## WHAT IS REQUIRED
Write out all the material exactly. Leave nothing out.
──────── RECORDS FOR PROCESSING
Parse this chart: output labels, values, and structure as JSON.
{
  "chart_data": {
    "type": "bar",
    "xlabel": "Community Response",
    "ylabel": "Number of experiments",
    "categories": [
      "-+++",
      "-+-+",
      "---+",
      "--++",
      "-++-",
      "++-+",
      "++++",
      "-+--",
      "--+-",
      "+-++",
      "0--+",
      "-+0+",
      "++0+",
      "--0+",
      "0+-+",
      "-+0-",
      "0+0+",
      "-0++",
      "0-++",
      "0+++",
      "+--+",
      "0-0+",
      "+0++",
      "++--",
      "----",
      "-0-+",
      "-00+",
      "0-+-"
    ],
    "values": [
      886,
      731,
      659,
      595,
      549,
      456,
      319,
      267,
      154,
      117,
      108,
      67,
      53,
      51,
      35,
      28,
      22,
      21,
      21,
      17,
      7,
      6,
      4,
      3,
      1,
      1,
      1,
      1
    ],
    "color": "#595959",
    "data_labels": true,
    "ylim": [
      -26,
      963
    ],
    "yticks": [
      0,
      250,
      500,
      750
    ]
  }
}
────────────────
## OUTPUT BELOW
Parse this chart: output labels, values, and structure as JSON.
{
  "chart_data": {
    "type": "bar",
    "xlabel": "Community Response",
    "ylabel": "Number of experiments",
    "categories": [
      "-+++",
      "-+-+",
      "---+",
      "--++",
      "-++-",
      "++-+",
      "++++",
      "-+--",
      "--+-",
      "+-++",
      "0--+",
      "-+0+",
      "++0+",
      "--0+",
      "0+-+",
      "-+0-",
      "0+0+",
      "-0++",
      "0-++",
      "0+++",
      "+--+",
      "0-0+",
      "+0++",
      "++--",
      "----",
      "-0-+",
      "-00+",
      "0-+-"
    ],
    "values": [
      886,
      731,
      659,
      595,
      549,
      456,
      319,
      267,
      154,
      117,
      108,
      67,
      53,
      51,
      35,
      28,
      22,
      21,
      21,
      17,
      7,
      6,
      4,
      3,
      1,
      1,
      1,
      1
    ],
    "color": "#595959",
    "data_labels": true,
    "ylim": [
      -26,
      963
    ],
    "yticks": [
      0,
      250,
      500,
      750
    ]
  }
}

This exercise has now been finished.